== INFORMATION SUPPLIED

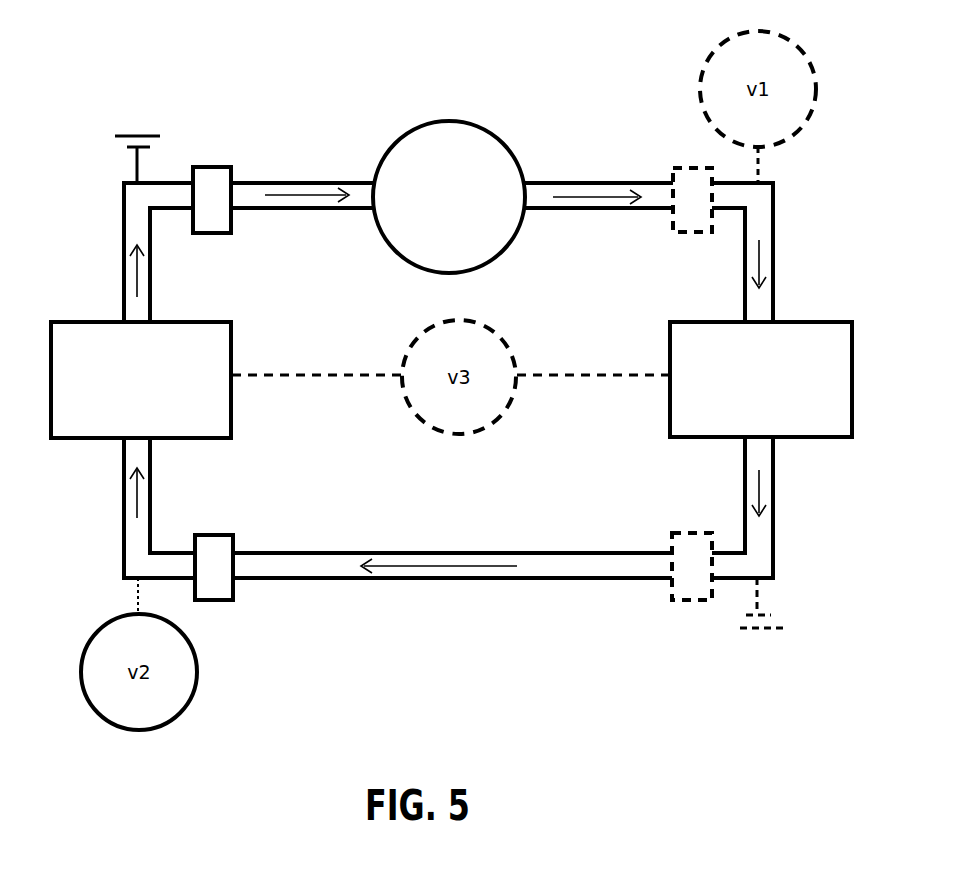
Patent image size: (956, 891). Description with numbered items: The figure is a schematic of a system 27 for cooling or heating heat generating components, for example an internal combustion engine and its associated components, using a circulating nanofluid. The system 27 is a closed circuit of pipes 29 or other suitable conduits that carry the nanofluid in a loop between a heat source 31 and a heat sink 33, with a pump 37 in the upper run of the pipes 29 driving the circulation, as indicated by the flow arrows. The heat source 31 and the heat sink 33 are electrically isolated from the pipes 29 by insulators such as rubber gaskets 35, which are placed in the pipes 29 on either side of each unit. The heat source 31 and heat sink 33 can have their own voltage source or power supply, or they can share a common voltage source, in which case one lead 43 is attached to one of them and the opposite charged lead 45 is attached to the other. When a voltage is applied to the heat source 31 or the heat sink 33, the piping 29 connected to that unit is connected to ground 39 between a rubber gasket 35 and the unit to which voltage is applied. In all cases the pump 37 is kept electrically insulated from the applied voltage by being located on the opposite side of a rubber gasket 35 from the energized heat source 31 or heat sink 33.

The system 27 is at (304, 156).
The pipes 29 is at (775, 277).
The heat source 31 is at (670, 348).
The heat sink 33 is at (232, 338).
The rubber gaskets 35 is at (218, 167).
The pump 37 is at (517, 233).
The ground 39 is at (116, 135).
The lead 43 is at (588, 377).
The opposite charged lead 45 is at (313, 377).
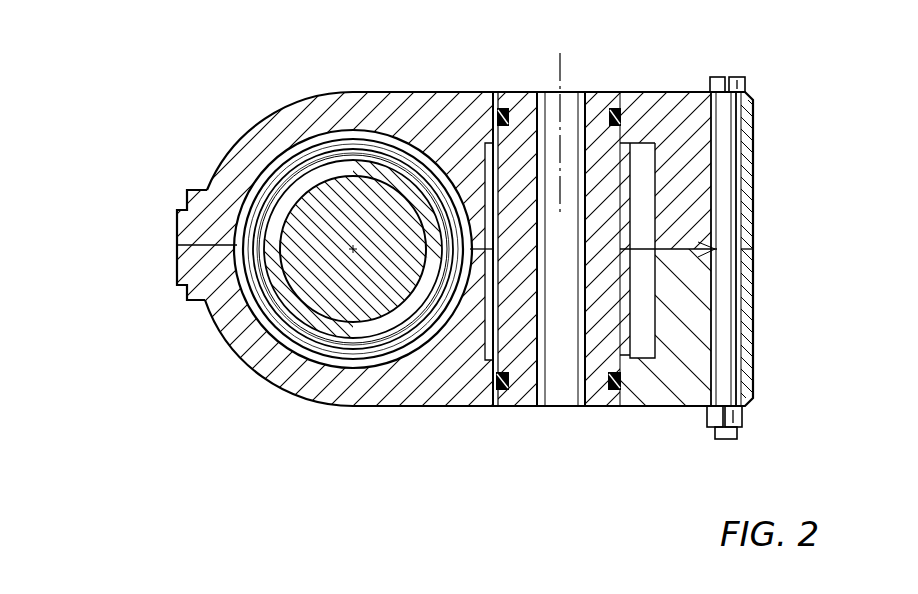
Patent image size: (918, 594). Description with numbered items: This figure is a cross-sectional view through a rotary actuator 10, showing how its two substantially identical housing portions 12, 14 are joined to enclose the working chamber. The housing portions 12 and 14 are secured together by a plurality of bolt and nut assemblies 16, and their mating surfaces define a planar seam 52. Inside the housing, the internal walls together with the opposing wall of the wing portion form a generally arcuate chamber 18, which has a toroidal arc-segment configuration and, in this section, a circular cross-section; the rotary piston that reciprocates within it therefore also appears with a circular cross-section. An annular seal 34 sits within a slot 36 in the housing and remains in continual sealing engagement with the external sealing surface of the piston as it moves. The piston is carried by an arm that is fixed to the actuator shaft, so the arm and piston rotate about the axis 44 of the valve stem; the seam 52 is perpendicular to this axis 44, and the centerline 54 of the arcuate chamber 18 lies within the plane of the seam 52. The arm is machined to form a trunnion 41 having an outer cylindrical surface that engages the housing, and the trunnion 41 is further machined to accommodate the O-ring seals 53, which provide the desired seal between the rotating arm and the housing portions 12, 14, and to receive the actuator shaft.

====
== INFORMATION SUPPLIED

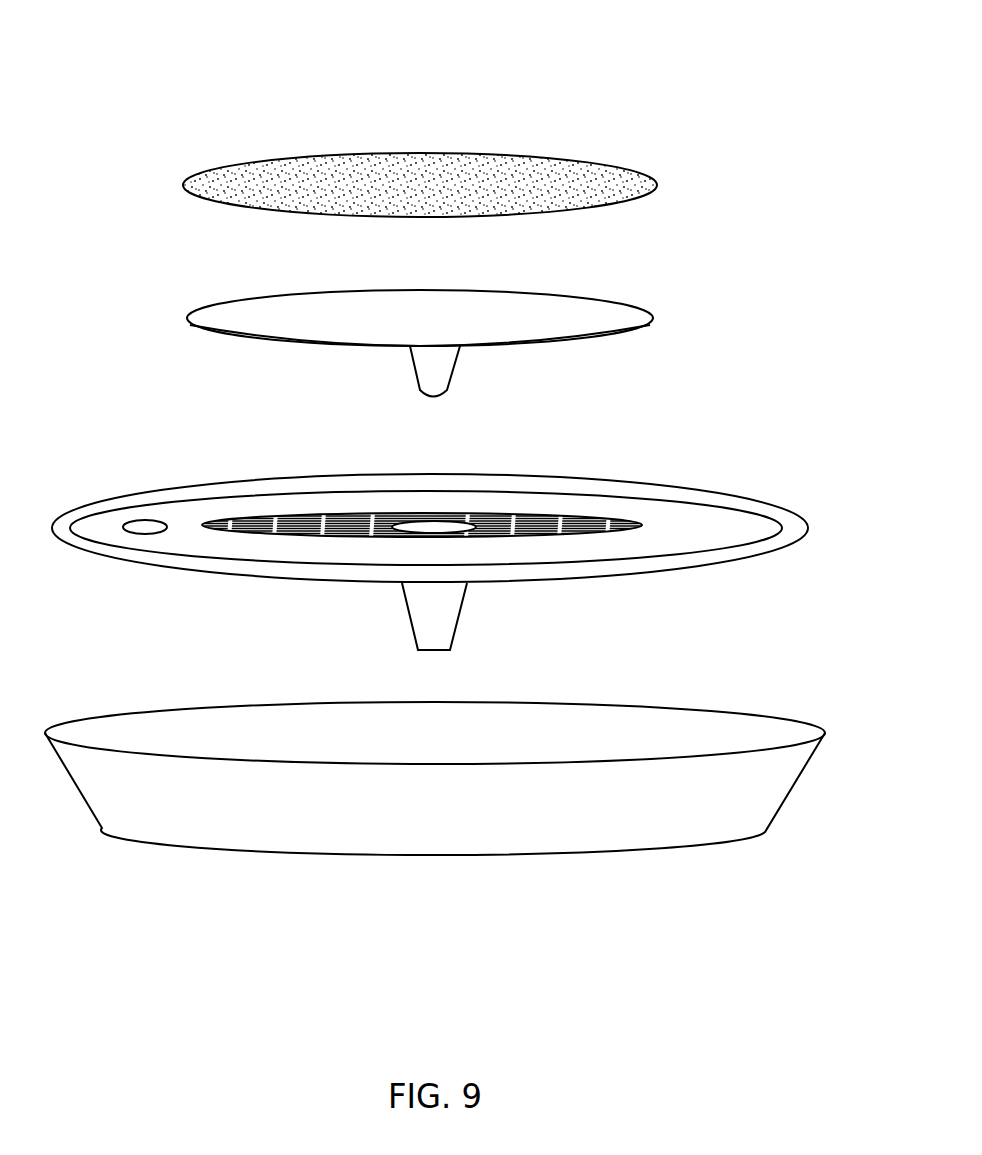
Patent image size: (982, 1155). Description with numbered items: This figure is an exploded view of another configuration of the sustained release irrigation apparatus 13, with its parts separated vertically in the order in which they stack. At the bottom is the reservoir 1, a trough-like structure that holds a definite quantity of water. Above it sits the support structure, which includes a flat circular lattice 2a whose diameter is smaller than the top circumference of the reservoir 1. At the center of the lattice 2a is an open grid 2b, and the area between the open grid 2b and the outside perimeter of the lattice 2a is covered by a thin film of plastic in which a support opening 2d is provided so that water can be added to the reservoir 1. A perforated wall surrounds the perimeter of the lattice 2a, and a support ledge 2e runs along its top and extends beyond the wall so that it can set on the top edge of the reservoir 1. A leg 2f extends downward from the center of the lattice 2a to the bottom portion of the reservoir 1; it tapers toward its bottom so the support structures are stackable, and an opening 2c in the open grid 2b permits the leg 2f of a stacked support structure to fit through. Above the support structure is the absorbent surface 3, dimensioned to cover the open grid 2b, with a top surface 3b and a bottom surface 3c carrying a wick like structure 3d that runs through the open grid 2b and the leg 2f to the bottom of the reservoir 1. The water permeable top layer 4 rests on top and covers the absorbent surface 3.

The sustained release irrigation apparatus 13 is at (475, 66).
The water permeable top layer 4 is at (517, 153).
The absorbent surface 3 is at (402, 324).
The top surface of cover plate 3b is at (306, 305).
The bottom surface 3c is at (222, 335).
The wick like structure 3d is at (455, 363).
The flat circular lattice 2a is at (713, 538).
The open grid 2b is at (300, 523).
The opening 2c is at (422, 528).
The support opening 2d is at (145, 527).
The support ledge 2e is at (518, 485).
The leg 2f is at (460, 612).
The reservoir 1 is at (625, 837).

====

> _WHAT THE EXERCISE ASKS_
Copy out word for word the part of the records that opens with the line containing "Patent image size: (956, 891)." and closes with the line containing "The opposite charged lead 45 is at (313, 377).", including both of those lines.

> _SOLUTION TO THE EXERCISE_
Patent image size: (956, 891). Description with numbered items: The figure is a schematic of a system 27 for cooling or heating heat generating components, for example an internal combustion engine and its associated components, using a circulating nanofluid. The system 27 is a closed circuit of pipes 29 or other suitable conduits that carry the nanofluid in a loop between a heat source 31 and a heat sink 33, with a pump 37 in the upper run of the pipes 29 driving the circulation, as indicated by the flow arrows. The heat source 31 and the heat sink 33 are electrically isolated from the pipes 29 by insulators such as rubber gaskets 35, which are placed in the pipes 29 on either side of each unit. The heat source 31 and heat sink 33 can have their own voltage source or power supply, or they can share a common voltage source, in which case one lead 43 is attached to one of them and the opposite charged lead 45 is attached to the other. When a voltage is applied to the heat source 31 or the heat sink 33, the piping 29 connected to that unit is connected to ground 39 between a rubber gasket 35 and the unit to which voltage is applied. In all cases the pump 37 is kept electrically insulated from the applied voltage by being located on the opposite side of a rubber gasket 35 from the energized heat source 31 or heat sink 33.

The system 27 is at (304, 156).
The pipes 29 is at (775, 277).
The heat source 31 is at (670, 348).
The heat sink 33 is at (232, 338).
The rubber gaskets 35 is at (218, 167).
The pump 37 is at (517, 233).
The ground 39 is at (116, 135).
The lead 43 is at (588, 377).
The opposite charged lead 45 is at (313, 377).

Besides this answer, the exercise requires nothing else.